● Records provided
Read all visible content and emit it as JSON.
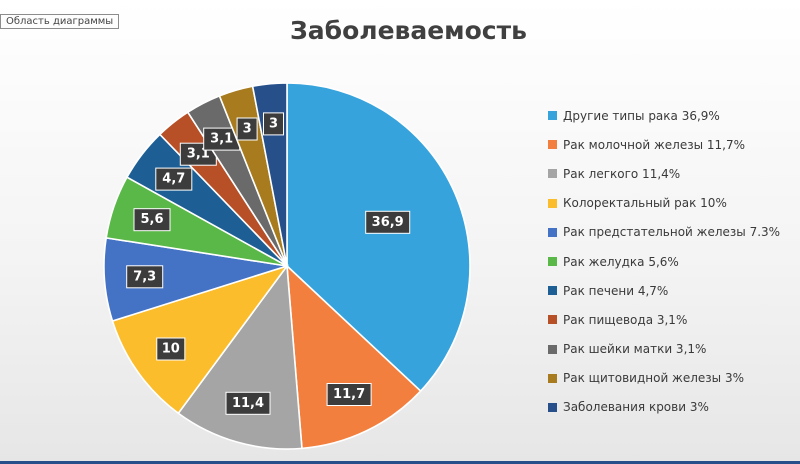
{
  "area_tag": "Область диаграммы",
  "chart_data": {
    "type": "pie",
    "title": "Заболеваемость",
    "legend_position": "right",
    "slices": [
      {
        "label": "Другие типы рака 36,9%",
        "value": 36.9,
        "data_label": "36,9",
        "color": "#36a3dc"
      },
      {
        "label": "Рак молочной железы 11,7%",
        "value": 11.7,
        "data_label": "11,7",
        "color": "#f37f3e"
      },
      {
        "label": "Рак легкого 11,4%",
        "value": 11.4,
        "data_label": "11,4",
        "color": "#a5a5a5"
      },
      {
        "label": "Колоректальный рак 10%",
        "value": 10,
        "data_label": "10",
        "color": "#fcbd2c"
      },
      {
        "label": "Рак предстательной железы 7.3%",
        "value": 7.3,
        "data_label": "7,3",
        "color": "#4473c5"
      },
      {
        "label": "Рак желудка 5,6%",
        "value": 5.6,
        "data_label": "5,6",
        "color": "#5ab848"
      },
      {
        "label": "Рак печени 4,7%",
        "value": 4.7,
        "data_label": "4,7",
        "color": "#1d5f94"
      },
      {
        "label": "Рак пищевода 3,1%",
        "value": 3.1,
        "data_label": "3,1",
        "color": "#b74f27"
      },
      {
        "label": "Рак шейки матки 3,1%",
        "value": 3.1,
        "data_label": "3,1",
        "color": "#6a6a6a"
      },
      {
        "label": "Рак щитовидной железы 3%",
        "value": 3,
        "data_label": "3",
        "color": "#a77b1e"
      },
      {
        "label": "Заболевания крови 3%",
        "value": 3,
        "data_label": "3",
        "color": "#27508a"
      }
    ]
  }
}
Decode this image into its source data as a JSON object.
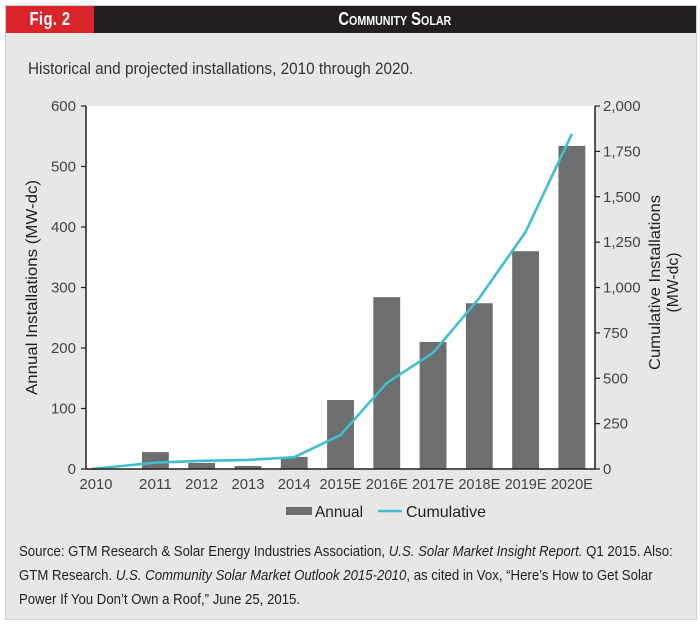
{
  "header": {
    "fig_label": "Fig. 2",
    "title": "Community Solar",
    "fig_color": "#d9252a",
    "bar_color": "#231f20"
  },
  "subtitle": "Historical and projected installations, 2010 through 2020.",
  "legend": {
    "annual": "Annual",
    "cumulative": "Cumulative"
  },
  "source": {
    "label": "Source",
    "part1": ": GTM Research & Solar Energy Industries Association, ",
    "italic1": "U.S. Solar Market Insight Report.",
    "part2": " Q1 2015. Also: GTM Research. ",
    "italic2": "U.S. Community Solar Market Outlook 2015-2010",
    "part3": ", as cited in Vox, “Here’s How to Get Solar Power If You Don’t Own a Roof,” June 25, 2015."
  },
  "chart_data": {
    "type": "bar",
    "title": "Community Solar",
    "subtitle": "Historical and projected installations, 2010 through 2020.",
    "categories": [
      "2010",
      "2011",
      "2012",
      "2013",
      "2014",
      "2015E",
      "2016E",
      "2017E",
      "2018E",
      "2019E",
      "2020E"
    ],
    "series": [
      {
        "name": "Annual",
        "type": "bar",
        "axis": "left",
        "color": "#6d6e70",
        "values": [
          0,
          28,
          10,
          5,
          20,
          114,
          284,
          210,
          274,
          360,
          534
        ]
      },
      {
        "name": "Cumulative",
        "type": "line",
        "axis": "right",
        "color": "#3fbfd1",
        "values": [
          0,
          35,
          45,
          50,
          65,
          187,
          474,
          640,
          942,
          1306,
          1846
        ]
      }
    ],
    "ylabel": "Annual Installations (MW-dc)",
    "ylim": [
      0,
      600
    ],
    "yticks": [
      "0",
      "100",
      "200",
      "300",
      "400",
      "500",
      "600"
    ],
    "y2label_lines": [
      "Cumulative Installations",
      "(MW-dc)"
    ],
    "y2lim": [
      0,
      2000
    ],
    "y2ticks": [
      "0",
      "250",
      "500",
      "750",
      "1,000",
      "1,250",
      "1,500",
      "1,750",
      "2,000"
    ],
    "grid": false,
    "legend_position": "bottom"
  }
}
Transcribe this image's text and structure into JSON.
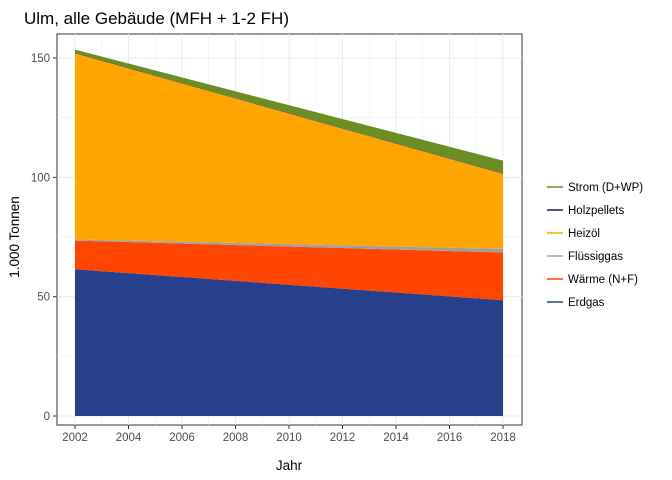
{
  "chart_data": {
    "type": "area",
    "stacked": true,
    "title": "Ulm, alle Gebäude (MFH + 1-2 FH)",
    "xlabel": "Jahr",
    "ylabel": "1.000 Tonnen",
    "xlim": [
      2002,
      2018
    ],
    "ylim": [
      0,
      160
    ],
    "x_ticks": [
      2002,
      2004,
      2006,
      2008,
      2010,
      2012,
      2014,
      2016,
      2018
    ],
    "y_ticks": [
      0,
      50,
      100,
      150
    ],
    "grid": true,
    "legend_position": "right",
    "x": [
      2002,
      2018
    ],
    "series": [
      {
        "name": "Erdgas",
        "color": "#27408b",
        "values": [
          61.5,
          48.5
        ]
      },
      {
        "name": "Wärme (N+F)",
        "color": "#ff4500",
        "values": [
          12.0,
          20.0
        ]
      },
      {
        "name": "Flüssiggas",
        "color": "#a0a0a0",
        "values": [
          0.5,
          1.5
        ]
      },
      {
        "name": "Heizöl",
        "color": "#ffa500",
        "values": [
          78.0,
          31.5
        ]
      },
      {
        "name": "Holzpellets",
        "color": "#191970",
        "values": [
          0.2,
          0.2
        ]
      },
      {
        "name": "Strom (D+WP)",
        "color": "#6b8e23",
        "values": [
          1.3,
          5.3
        ]
      }
    ],
    "legend_order": [
      "Strom (D+WP)",
      "Holzpellets",
      "Heizöl",
      "Flüssiggas",
      "Wärme (N+F)",
      "Erdgas"
    ]
  }
}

● Task requirements
Repeat the material above in full and unchanged, minus its images.

● Output for this task
Read all visible content and emit it as JSON.
{
  "area_tag": "Область диаграммы",
  "chart_data": {
    "type": "pie",
    "title": "Заболеваемость",
    "legend_position": "right",
    "slices": [
      {
        "label": "Другие типы рака 36,9%",
        "value": 36.9,
        "data_label": "36,9",
        "color": "#36a3dc"
      },
      {
        "label": "Рак молочной железы 11,7%",
        "value": 11.7,
        "data_label": "11,7",
        "color": "#f37f3e"
      },
      {
        "label": "Рак легкого 11,4%",
        "value": 11.4,
        "data_label": "11,4",
        "color": "#a5a5a5"
      },
      {
        "label": "Колоректальный рак 10%",
        "value": 10,
        "data_label": "10",
        "color": "#fcbd2c"
      },
      {
        "label": "Рак предстательной железы 7.3%",
        "value": 7.3,
        "data_label": "7,3",
        "color": "#4473c5"
      },
      {
        "label": "Рак желудка 5,6%",
        "value": 5.6,
        "data_label": "5,6",
        "color": "#5ab848"
      },
      {
        "label": "Рак печени 4,7%",
        "value": 4.7,
        "data_label": "4,7",
        "color": "#1d5f94"
      },
      {
        "label": "Рак пищевода 3,1%",
        "value": 3.1,
        "data_label": "3,1",
        "color": "#b74f27"
      },
      {
        "label": "Рак шейки матки 3,1%",
        "value": 3.1,
        "data_label": "3,1",
        "color": "#6a6a6a"
      },
      {
        "label": "Рак щитовидной железы 3%",
        "value": 3,
        "data_label": "3",
        "color": "#a77b1e"
      },
      {
        "label": "Заболевания крови 3%",
        "value": 3,
        "data_label": "3",
        "color": "#27508a"
      }
    ]
  }
}
Decode this image into its source data as a JSON object.
{
  "header": {
    "fig_label": "Fig. 2",
    "title": "Community Solar",
    "fig_color": "#d9252a",
    "bar_color": "#231f20"
  },
  "subtitle": "Historical and projected installations, 2010 through 2020.",
  "legend": {
    "annual": "Annual",
    "cumulative": "Cumulative"
  },
  "source": {
    "label": "Source",
    "part1": ": GTM Research & Solar Energy Industries Association, ",
    "italic1": "U.S. Solar Market Insight Report.",
    "part2": " Q1 2015. Also: GTM Research. ",
    "italic2": "U.S. Community Solar Market Outlook 2015-2010",
    "part3": ", as cited in Vox, “Here’s How to Get Solar Power If You Don’t Own a Roof,” June 25, 2015."
  },
  "chart_data": {
    "type": "bar",
    "title": "Community Solar",
    "subtitle": "Historical and projected installations, 2010 through 2020.",
    "categories": [
      "2010",
      "2011",
      "2012",
      "2013",
      "2014",
      "2015E",
      "2016E",
      "2017E",
      "2018E",
      "2019E",
      "2020E"
    ],
    "series": [
      {
        "name": "Annual",
        "type": "bar",
        "axis": "left",
        "color": "#6d6e70",
        "values": [
          0,
          28,
          10,
          5,
          20,
          114,
          284,
          210,
          274,
          360,
          534
        ]
      },
      {
        "name": "Cumulative",
        "type": "line",
        "axis": "right",
        "color": "#3fbfd1",
        "values": [
          0,
          35,
          45,
          50,
          65,
          187,
          474,
          640,
          942,
          1306,
          1846
        ]
      }
    ],
    "ylabel": "Annual Installations (MW-dc)",
    "ylim": [
      0,
      600
    ],
    "yticks": [
      "0",
      "100",
      "200",
      "300",
      "400",
      "500",
      "600"
    ],
    "y2label_lines": [
      "Cumulative Installations",
      "(MW-dc)"
    ],
    "y2lim": [
      0,
      2000
    ],
    "y2ticks": [
      "0",
      "250",
      "500",
      "750",
      "1,000",
      "1,250",
      "1,500",
      "1,750",
      "2,000"
    ],
    "grid": false,
    "legend_position": "bottom"
  }
}
Transcribe this image's text and structure into JSON.
{
  "chart_data": {
    "type": "area",
    "stacked": true,
    "title": "Ulm, alle Gebäude (MFH + 1-2 FH)",
    "xlabel": "Jahr",
    "ylabel": "1.000 Tonnen",
    "xlim": [
      2002,
      2018
    ],
    "ylim": [
      0,
      160
    ],
    "x_ticks": [
      2002,
      2004,
      2006,
      2008,
      2010,
      2012,
      2014,
      2016,
      2018
    ],
    "y_ticks": [
      0,
      50,
      100,
      150
    ],
    "grid": true,
    "legend_position": "right",
    "x": [
      2002,
      2018
    ],
    "series": [
      {
        "name": "Erdgas",
        "color": "#27408b",
        "values": [
          61.5,
          48.5
        ]
      },
      {
        "name": "Wärme (N+F)",
        "color": "#ff4500",
        "values": [
          12.0,
          20.0
        ]
      },
      {
        "name": "Flüssiggas",
        "color": "#a0a0a0",
        "values": [
          0.5,
          1.5
        ]
      },
      {
        "name": "Heizöl",
        "color": "#ffa500",
        "values": [
          78.0,
          31.5
        ]
      },
      {
        "name": "Holzpellets",
        "color": "#191970",
        "values": [
          0.2,
          0.2
        ]
      },
      {
        "name": "Strom (D+WP)",
        "color": "#6b8e23",
        "values": [
          1.3,
          5.3
        ]
      }
    ],
    "legend_order": [
      "Strom (D+WP)",
      "Holzpellets",
      "Heizöl",
      "Flüssiggas",
      "Wärme (N+F)",
      "Erdgas"
    ]
  }
}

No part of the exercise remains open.